* **INSTRUCTION**: Repeat the records exactly. Every line must match.
--*--
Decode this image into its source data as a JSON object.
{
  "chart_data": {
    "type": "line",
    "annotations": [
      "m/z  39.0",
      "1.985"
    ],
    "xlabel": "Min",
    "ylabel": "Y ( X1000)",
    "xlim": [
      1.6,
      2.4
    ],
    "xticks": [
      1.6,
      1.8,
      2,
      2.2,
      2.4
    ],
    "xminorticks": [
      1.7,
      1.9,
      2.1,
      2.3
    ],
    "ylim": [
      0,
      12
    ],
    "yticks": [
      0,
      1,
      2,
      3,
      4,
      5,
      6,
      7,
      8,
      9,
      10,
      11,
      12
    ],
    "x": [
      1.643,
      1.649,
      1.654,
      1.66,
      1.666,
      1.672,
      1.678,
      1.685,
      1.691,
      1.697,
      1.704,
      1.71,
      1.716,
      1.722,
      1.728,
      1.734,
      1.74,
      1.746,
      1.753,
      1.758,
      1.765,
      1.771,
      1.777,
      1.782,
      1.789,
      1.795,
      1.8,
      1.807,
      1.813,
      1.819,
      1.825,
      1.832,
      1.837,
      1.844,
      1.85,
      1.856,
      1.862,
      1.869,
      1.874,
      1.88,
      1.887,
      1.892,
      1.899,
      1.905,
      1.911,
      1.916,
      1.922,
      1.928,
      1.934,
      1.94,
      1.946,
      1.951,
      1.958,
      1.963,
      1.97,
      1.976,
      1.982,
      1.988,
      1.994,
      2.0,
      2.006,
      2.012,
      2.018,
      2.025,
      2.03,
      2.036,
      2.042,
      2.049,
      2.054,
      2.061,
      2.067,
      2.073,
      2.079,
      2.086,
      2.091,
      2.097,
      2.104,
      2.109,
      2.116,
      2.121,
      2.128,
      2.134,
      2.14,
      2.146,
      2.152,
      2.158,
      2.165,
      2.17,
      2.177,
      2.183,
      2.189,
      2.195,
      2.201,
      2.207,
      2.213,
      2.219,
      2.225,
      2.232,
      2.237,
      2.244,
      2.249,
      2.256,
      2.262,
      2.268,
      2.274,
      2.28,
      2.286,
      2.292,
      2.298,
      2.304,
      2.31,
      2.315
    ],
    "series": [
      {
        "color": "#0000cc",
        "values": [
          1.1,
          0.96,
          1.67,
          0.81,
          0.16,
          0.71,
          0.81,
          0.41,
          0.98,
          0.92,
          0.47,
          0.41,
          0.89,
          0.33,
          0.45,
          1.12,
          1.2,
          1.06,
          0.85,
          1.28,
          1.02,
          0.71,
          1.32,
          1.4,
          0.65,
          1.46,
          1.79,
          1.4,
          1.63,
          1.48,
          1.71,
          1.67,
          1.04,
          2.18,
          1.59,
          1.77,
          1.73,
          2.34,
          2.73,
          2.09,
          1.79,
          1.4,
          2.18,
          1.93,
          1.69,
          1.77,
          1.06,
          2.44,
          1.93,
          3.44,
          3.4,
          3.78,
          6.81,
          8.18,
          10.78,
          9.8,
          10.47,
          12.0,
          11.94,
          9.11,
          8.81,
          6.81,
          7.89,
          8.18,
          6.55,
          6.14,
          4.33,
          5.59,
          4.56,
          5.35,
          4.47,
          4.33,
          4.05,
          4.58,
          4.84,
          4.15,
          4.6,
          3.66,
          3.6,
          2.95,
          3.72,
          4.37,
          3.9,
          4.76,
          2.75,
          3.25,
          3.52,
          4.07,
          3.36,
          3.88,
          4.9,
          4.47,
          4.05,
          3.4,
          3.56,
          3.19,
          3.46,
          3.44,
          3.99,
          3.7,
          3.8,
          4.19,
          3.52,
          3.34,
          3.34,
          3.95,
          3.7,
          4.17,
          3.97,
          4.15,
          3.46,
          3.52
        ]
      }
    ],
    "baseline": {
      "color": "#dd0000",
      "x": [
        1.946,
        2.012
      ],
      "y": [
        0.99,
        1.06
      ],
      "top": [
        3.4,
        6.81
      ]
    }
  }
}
--*--
* **EXERCISE RESPONSE**:
Decode this image into its source data as a JSON object.
{
  "chart_data": {
    "type": "line",
    "annotations": [
      "m/z  39.0",
      "1.985"
    ],
    "xlabel": "Min",
    "ylabel": "Y ( X1000)",
    "xlim": [
      1.6,
      2.4
    ],
    "xticks": [
      1.6,
      1.8,
      2,
      2.2,
      2.4
    ],
    "xminorticks": [
      1.7,
      1.9,
      2.1,
      2.3
    ],
    "ylim": [
      0,
      12
    ],
    "yticks": [
      0,
      1,
      2,
      3,
      4,
      5,
      6,
      7,
      8,
      9,
      10,
      11,
      12
    ],
    "x": [
      1.643,
      1.649,
      1.654,
      1.66,
      1.666,
      1.672,
      1.678,
      1.685,
      1.691,
      1.697,
      1.704,
      1.71,
      1.716,
      1.722,
      1.728,
      1.734,
      1.74,
      1.746,
      1.753,
      1.758,
      1.765,
      1.771,
      1.777,
      1.782,
      1.789,
      1.795,
      1.8,
      1.807,
      1.813,
      1.819,
      1.825,
      1.832,
      1.837,
      1.844,
      1.85,
      1.856,
      1.862,
      1.869,
      1.874,
      1.88,
      1.887,
      1.892,
      1.899,
      1.905,
      1.911,
      1.916,
      1.922,
      1.928,
      1.934,
      1.94,
      1.946,
      1.951,
      1.958,
      1.963,
      1.97,
      1.976,
      1.982,
      1.988,
      1.994,
      2.0,
      2.006,
      2.012,
      2.018,
      2.025,
      2.03,
      2.036,
      2.042,
      2.049,
      2.054,
      2.061,
      2.067,
      2.073,
      2.079,
      2.086,
      2.091,
      2.097,
      2.104,
      2.109,
      2.116,
      2.121,
      2.128,
      2.134,
      2.14,
      2.146,
      2.152,
      2.158,
      2.165,
      2.17,
      2.177,
      2.183,
      2.189,
      2.195,
      2.201,
      2.207,
      2.213,
      2.219,
      2.225,
      2.232,
      2.237,
      2.244,
      2.249,
      2.256,
      2.262,
      2.268,
      2.274,
      2.28,
      2.286,
      2.292,
      2.298,
      2.304,
      2.31,
      2.315
    ],
    "series": [
      {
        "color": "#0000cc",
        "values": [
          1.1,
          0.96,
          1.67,
          0.81,
          0.16,
          0.71,
          0.81,
          0.41,
          0.98,
          0.92,
          0.47,
          0.41,
          0.89,
          0.33,
          0.45,
          1.12,
          1.2,
          1.06,
          0.85,
          1.28,
          1.02,
          0.71,
          1.32,
          1.4,
          0.65,
          1.46,
          1.79,
          1.4,
          1.63,
          1.48,
          1.71,
          1.67,
          1.04,
          2.18,
          1.59,
          1.77,
          1.73,
          2.34,
          2.73,
          2.09,
          1.79,
          1.4,
          2.18,
          1.93,
          1.69,
          1.77,
          1.06,
          2.44,
          1.93,
          3.44,
          3.4,
          3.78,
          6.81,
          8.18,
          10.78,
          9.8,
          10.47,
          12.0,
          11.94,
          9.11,
          8.81,
          6.81,
          7.89,
          8.18,
          6.55,
          6.14,
          4.33,
          5.59,
          4.56,
          5.35,
          4.47,
          4.33,
          4.05,
          4.58,
          4.84,
          4.15,
          4.6,
          3.66,
          3.6,
          2.95,
          3.72,
          4.37,
          3.9,
          4.76,
          2.75,
          3.25,
          3.52,
          4.07,
          3.36,
          3.88,
          4.9,
          4.47,
          4.05,
          3.4,
          3.56,
          3.19,
          3.46,
          3.44,
          3.99,
          3.7,
          3.8,
          4.19,
          3.52,
          3.34,
          3.34,
          3.95,
          3.7,
          4.17,
          3.97,
          4.15,
          3.46,
          3.52
        ]
      }
    ],
    "baseline": {
      "color": "#dd0000",
      "x": [
        1.946,
        2.012
      ],
      "y": [
        0.99,
        1.06
      ],
      "top": [
        3.4,
        6.81
      ]
    }
  }
}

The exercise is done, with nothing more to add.